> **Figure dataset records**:
§ §

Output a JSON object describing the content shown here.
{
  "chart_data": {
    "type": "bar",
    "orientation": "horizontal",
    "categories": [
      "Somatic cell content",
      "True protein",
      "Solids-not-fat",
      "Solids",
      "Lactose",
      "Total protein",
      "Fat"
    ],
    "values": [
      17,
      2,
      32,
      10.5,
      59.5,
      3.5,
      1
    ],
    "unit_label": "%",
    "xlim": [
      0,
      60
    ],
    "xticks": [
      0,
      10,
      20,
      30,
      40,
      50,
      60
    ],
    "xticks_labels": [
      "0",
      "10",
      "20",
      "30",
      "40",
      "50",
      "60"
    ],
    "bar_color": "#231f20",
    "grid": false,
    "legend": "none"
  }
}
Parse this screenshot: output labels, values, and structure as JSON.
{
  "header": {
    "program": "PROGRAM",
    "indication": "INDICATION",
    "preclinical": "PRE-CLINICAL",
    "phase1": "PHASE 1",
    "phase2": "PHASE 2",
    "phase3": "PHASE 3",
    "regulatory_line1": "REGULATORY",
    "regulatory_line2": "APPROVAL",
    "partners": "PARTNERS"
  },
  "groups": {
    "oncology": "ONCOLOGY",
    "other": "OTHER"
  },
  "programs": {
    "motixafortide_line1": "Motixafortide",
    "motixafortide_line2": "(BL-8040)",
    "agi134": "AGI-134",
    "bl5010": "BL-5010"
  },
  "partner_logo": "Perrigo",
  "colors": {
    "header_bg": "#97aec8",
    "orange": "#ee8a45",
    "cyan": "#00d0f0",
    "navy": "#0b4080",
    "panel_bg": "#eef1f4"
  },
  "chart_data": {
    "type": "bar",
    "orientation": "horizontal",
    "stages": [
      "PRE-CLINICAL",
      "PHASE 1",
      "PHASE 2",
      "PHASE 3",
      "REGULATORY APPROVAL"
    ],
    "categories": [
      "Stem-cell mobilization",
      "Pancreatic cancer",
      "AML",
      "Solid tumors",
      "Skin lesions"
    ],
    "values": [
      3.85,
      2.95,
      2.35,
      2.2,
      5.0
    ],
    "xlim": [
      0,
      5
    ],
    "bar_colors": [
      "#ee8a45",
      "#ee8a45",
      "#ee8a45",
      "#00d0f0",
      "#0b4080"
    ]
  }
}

§ §

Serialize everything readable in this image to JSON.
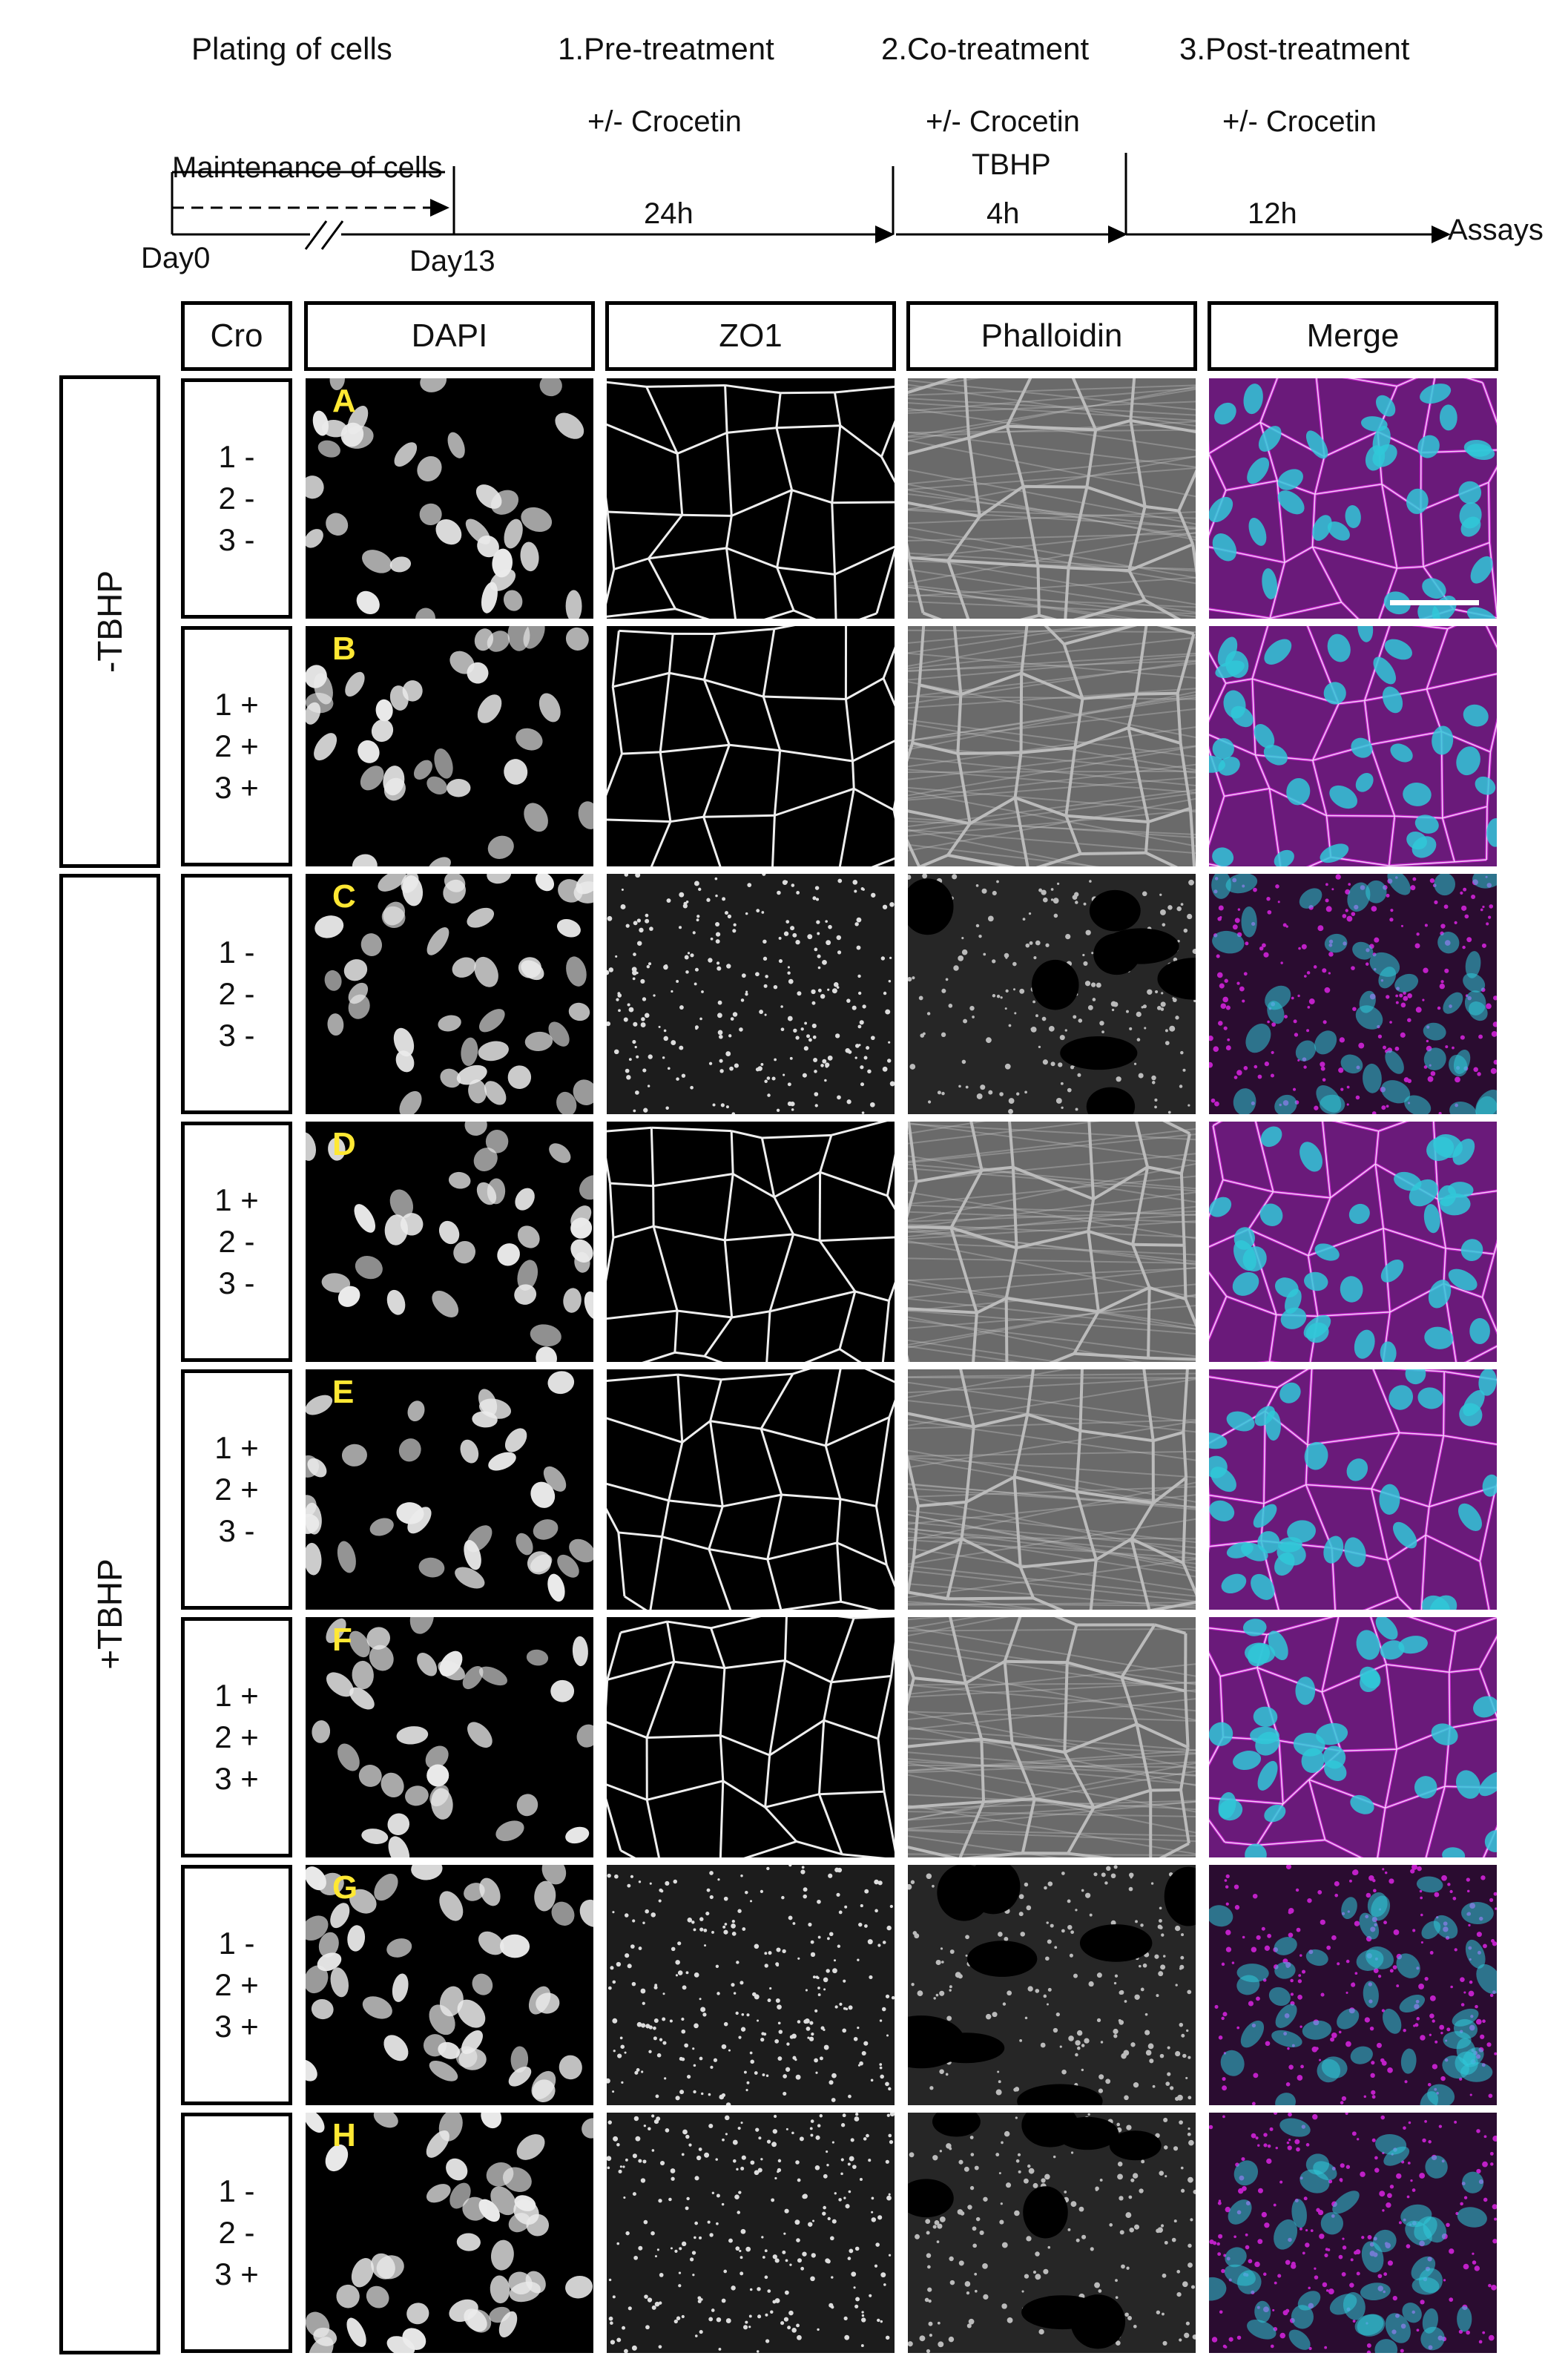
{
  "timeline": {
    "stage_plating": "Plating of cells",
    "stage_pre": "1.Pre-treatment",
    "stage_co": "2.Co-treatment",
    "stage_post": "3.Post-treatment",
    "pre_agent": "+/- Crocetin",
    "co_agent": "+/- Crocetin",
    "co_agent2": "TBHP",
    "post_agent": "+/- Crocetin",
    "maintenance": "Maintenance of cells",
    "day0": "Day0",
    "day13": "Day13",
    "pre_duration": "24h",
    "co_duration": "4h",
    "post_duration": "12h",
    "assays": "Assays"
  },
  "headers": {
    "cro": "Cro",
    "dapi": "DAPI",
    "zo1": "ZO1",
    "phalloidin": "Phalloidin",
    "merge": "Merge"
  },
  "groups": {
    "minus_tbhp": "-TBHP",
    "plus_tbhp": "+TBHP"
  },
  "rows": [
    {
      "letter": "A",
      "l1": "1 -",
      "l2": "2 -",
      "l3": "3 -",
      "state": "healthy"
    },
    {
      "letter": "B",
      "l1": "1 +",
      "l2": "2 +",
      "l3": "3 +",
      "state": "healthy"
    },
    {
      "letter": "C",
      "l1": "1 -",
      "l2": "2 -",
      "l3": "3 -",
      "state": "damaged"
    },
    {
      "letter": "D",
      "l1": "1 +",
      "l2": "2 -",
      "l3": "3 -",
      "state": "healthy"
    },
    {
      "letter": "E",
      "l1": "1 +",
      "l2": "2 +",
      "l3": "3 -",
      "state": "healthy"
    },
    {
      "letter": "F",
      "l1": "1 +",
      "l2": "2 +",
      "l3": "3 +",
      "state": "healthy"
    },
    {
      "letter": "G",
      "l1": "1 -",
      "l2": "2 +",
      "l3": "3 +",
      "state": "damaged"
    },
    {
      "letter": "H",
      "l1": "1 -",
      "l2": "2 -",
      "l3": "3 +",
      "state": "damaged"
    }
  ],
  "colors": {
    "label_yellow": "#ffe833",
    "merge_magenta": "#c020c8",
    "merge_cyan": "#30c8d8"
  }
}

§ §

> **Your objective**: Could you copy every line from the records that mentions the word "PHASE"?

> **Problem solution**:
    "phase1": "PHASE 1",
    "phase2": "PHASE 2",
    "phase3": "PHASE 3",
      "PHASE 1",
      "PHASE 2",
      "PHASE 3",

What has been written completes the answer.